- [EXERCISE INSTRUCTIONS]:
Determine the number of lines that contain the word "with", then state that number and nothing more.

Data records
○ ○ ○ ○ ○

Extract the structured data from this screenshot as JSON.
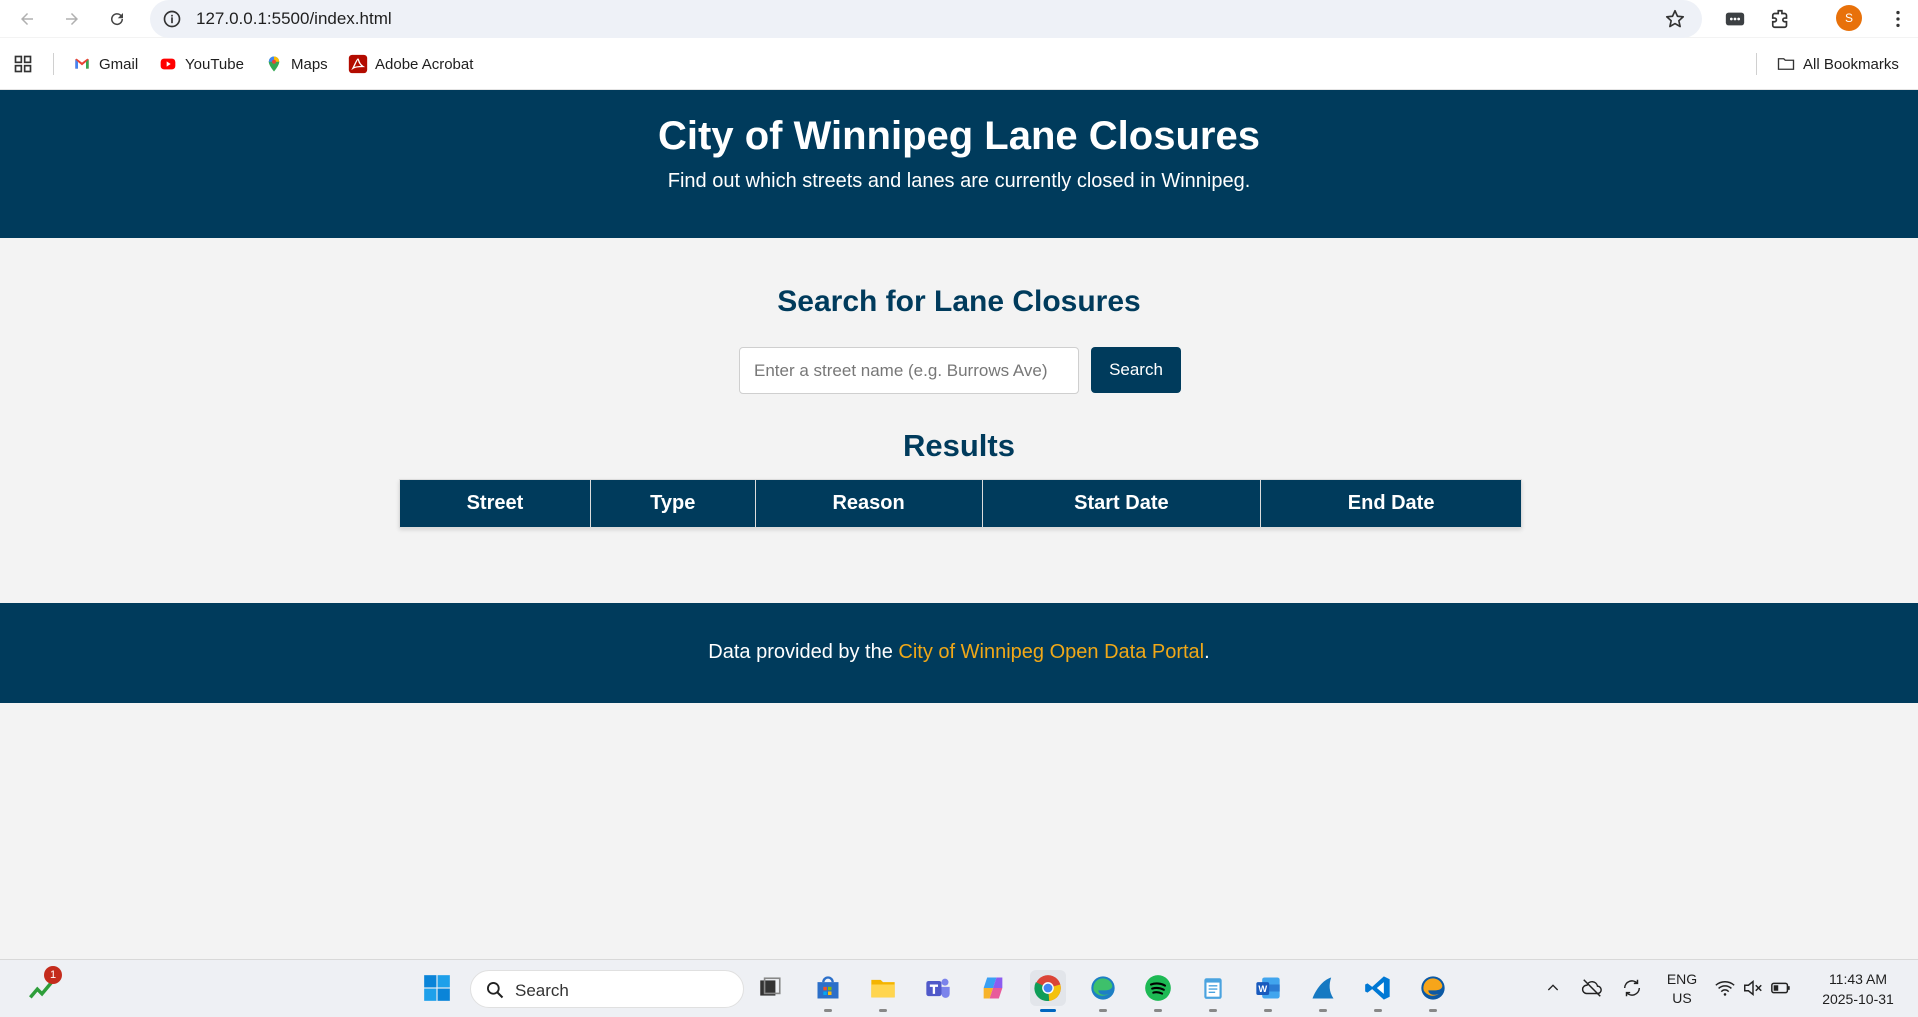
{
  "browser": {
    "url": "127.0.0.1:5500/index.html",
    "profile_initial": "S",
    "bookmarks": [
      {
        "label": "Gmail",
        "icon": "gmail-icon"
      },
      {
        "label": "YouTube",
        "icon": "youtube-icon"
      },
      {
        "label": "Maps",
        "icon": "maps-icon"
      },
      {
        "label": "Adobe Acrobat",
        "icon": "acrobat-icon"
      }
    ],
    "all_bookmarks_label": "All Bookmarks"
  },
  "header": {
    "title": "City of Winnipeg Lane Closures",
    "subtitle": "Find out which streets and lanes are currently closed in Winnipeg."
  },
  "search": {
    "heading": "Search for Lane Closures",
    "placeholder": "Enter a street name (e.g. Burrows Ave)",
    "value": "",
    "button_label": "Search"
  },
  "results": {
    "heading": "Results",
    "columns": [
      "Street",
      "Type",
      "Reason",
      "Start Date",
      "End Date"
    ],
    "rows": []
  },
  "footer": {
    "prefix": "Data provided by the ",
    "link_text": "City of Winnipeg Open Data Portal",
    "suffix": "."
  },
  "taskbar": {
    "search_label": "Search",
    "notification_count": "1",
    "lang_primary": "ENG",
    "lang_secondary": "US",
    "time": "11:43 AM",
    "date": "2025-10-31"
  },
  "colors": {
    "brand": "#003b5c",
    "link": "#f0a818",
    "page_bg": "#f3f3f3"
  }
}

○ ○ ○ ○ ○

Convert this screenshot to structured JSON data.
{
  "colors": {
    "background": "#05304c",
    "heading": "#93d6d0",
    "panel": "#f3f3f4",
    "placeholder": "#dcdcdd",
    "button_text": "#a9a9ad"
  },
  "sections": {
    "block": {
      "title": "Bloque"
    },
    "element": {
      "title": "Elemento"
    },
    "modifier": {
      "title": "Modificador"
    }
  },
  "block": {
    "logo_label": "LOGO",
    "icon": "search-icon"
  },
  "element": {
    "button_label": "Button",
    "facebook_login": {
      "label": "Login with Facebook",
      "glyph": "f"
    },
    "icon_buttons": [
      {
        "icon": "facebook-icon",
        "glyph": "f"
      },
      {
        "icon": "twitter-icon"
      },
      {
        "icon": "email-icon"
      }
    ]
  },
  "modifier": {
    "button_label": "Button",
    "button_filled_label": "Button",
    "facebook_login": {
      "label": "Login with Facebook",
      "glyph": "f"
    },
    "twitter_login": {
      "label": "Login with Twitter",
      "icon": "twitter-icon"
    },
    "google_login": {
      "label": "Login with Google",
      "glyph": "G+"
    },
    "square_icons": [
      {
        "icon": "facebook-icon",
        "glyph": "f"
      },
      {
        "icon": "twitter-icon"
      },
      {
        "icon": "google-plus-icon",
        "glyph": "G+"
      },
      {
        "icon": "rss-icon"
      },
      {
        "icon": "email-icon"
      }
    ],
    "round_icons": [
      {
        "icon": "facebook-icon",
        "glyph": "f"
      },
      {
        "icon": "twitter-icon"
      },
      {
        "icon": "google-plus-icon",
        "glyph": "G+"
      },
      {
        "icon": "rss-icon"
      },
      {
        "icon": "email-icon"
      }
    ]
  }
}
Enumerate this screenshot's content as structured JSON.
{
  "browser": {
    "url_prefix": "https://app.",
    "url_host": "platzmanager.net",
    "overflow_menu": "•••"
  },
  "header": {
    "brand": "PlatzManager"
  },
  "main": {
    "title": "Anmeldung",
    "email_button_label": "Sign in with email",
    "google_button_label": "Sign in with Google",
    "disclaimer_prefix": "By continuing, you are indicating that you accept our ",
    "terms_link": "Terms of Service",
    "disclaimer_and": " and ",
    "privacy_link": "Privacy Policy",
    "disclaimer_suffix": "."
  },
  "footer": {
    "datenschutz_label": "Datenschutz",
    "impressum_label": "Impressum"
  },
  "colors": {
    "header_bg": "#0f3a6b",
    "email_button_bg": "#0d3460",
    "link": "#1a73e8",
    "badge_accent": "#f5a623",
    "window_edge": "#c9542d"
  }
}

○ ○ ○ ○ ○

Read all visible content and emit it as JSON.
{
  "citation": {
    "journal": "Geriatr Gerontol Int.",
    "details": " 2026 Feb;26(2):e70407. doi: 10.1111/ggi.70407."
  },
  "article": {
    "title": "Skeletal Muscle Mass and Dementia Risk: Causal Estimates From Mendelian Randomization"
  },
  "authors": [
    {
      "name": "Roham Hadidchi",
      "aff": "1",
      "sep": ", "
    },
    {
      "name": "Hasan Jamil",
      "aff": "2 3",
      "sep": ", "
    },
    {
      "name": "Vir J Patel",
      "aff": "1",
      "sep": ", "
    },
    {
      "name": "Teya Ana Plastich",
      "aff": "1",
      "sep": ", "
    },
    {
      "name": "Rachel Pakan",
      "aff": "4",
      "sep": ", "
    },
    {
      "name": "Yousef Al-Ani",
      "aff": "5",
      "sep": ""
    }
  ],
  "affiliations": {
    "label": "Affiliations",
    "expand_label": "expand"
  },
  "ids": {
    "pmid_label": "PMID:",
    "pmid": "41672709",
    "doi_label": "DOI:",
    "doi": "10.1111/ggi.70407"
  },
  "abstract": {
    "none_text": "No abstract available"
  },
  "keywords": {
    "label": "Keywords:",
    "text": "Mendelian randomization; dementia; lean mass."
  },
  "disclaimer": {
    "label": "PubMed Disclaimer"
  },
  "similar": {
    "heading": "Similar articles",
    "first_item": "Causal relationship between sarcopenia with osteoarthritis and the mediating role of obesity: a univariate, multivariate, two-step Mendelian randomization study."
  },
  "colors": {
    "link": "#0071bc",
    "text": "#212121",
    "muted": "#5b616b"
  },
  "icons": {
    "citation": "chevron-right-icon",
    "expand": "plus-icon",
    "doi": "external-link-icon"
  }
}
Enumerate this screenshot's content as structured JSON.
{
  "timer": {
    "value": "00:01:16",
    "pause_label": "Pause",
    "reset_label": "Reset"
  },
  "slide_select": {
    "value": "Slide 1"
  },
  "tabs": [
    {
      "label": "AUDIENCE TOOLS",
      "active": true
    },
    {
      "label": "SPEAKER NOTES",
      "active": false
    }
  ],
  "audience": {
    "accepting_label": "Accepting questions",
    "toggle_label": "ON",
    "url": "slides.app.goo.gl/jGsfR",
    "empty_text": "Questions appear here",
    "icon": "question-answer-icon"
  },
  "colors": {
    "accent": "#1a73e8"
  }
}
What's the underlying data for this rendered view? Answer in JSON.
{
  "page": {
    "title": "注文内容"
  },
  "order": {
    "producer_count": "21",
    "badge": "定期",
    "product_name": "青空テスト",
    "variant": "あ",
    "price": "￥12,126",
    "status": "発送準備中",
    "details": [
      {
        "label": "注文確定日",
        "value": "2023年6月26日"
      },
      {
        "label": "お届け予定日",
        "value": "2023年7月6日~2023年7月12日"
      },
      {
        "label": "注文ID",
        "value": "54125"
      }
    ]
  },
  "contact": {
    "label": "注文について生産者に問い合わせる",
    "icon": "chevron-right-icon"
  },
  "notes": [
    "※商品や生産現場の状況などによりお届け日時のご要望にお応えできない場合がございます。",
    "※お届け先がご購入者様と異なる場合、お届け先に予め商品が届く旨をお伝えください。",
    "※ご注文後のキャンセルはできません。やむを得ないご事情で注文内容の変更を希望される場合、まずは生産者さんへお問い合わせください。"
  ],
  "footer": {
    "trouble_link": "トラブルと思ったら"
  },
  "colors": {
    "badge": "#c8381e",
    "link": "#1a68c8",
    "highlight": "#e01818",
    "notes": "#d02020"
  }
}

○ ○ ○ ○ ○

- [COMPLETE RESPONSE]:
7